--- Entries from a dataset ---
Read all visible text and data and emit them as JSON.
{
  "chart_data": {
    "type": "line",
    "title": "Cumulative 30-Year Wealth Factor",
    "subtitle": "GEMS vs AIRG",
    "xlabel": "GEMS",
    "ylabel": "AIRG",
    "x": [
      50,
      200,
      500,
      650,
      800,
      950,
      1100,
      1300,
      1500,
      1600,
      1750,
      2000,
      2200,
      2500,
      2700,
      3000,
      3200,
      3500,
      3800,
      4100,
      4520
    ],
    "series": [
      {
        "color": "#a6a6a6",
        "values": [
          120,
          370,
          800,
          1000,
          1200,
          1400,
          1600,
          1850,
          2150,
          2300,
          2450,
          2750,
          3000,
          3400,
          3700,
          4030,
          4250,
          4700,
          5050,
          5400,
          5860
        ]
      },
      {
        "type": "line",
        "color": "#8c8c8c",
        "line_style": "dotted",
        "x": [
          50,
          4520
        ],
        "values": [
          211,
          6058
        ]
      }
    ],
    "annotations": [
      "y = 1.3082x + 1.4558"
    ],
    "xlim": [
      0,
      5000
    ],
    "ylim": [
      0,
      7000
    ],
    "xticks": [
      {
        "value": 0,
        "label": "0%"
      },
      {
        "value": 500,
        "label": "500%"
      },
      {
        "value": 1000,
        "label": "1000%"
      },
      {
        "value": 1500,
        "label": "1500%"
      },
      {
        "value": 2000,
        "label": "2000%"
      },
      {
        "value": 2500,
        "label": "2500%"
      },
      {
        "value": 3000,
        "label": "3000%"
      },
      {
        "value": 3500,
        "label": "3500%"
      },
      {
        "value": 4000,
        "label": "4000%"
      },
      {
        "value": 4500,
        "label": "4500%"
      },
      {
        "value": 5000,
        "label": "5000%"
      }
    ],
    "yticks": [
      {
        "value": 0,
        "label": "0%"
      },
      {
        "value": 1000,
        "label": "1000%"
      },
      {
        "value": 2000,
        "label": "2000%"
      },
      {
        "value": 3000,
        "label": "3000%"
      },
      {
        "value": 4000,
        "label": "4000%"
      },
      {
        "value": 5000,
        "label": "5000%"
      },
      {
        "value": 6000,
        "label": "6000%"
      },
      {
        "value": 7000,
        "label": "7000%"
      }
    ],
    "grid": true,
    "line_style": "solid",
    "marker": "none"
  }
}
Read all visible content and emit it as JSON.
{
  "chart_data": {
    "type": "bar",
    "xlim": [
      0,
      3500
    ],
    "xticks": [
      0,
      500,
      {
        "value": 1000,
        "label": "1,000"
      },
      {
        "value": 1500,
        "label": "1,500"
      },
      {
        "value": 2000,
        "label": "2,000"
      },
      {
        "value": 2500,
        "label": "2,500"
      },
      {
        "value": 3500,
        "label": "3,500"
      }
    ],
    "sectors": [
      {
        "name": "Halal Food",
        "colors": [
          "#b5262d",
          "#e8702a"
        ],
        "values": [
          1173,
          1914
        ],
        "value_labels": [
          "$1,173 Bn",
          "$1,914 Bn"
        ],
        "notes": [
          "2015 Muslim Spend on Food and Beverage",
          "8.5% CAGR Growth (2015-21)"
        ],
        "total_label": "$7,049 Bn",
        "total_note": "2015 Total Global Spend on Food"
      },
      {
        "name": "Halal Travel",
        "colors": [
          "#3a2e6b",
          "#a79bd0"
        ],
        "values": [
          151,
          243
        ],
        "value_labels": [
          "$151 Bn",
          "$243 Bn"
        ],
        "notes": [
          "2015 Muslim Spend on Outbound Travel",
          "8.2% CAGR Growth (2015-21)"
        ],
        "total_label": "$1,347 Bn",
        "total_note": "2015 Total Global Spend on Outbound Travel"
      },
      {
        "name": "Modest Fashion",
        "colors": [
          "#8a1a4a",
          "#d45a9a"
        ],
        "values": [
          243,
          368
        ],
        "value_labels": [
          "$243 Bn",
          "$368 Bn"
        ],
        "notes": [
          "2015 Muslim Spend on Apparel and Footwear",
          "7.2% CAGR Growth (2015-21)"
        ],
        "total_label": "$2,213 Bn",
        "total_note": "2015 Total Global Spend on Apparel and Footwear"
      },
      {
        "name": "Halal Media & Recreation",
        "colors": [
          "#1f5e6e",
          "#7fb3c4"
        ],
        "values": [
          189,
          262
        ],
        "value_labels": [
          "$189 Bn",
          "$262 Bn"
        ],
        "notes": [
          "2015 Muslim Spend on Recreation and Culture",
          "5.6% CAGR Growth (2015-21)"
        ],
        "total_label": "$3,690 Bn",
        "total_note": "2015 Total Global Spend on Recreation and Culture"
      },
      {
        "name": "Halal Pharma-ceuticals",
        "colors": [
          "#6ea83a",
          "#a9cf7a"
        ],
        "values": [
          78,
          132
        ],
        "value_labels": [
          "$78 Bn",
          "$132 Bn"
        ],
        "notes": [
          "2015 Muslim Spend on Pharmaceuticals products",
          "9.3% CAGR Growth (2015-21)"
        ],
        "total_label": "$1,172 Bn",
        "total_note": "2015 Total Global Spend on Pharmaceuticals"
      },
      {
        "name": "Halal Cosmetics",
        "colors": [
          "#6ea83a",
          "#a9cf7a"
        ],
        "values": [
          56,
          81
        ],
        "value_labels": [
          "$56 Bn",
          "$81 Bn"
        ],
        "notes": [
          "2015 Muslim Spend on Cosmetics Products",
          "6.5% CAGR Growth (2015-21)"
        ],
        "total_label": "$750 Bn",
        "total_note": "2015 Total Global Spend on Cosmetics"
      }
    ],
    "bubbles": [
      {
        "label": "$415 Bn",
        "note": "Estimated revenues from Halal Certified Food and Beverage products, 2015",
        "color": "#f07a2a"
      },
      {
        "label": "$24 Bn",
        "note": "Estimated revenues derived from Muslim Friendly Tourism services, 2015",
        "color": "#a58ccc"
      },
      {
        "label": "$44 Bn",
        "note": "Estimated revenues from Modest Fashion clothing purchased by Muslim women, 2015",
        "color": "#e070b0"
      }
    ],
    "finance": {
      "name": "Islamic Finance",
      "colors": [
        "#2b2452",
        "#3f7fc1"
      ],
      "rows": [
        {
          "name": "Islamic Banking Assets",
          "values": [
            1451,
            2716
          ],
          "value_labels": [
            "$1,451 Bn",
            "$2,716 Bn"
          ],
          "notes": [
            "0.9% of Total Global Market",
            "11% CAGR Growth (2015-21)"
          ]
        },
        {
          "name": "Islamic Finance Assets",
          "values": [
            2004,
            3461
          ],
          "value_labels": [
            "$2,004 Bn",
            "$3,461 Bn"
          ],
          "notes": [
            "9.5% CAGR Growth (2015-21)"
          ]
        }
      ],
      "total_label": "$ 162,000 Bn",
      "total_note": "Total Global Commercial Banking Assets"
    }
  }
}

--- STATED TASK ---
Find every line in the records above that contains the word "Apparel", and copy each one.

--- SOLUTION ---
          "2015 Muslim Spend on Apparel and Footwear",
        "total_note": "2015 Total Global Spend on Apparel and Footwear"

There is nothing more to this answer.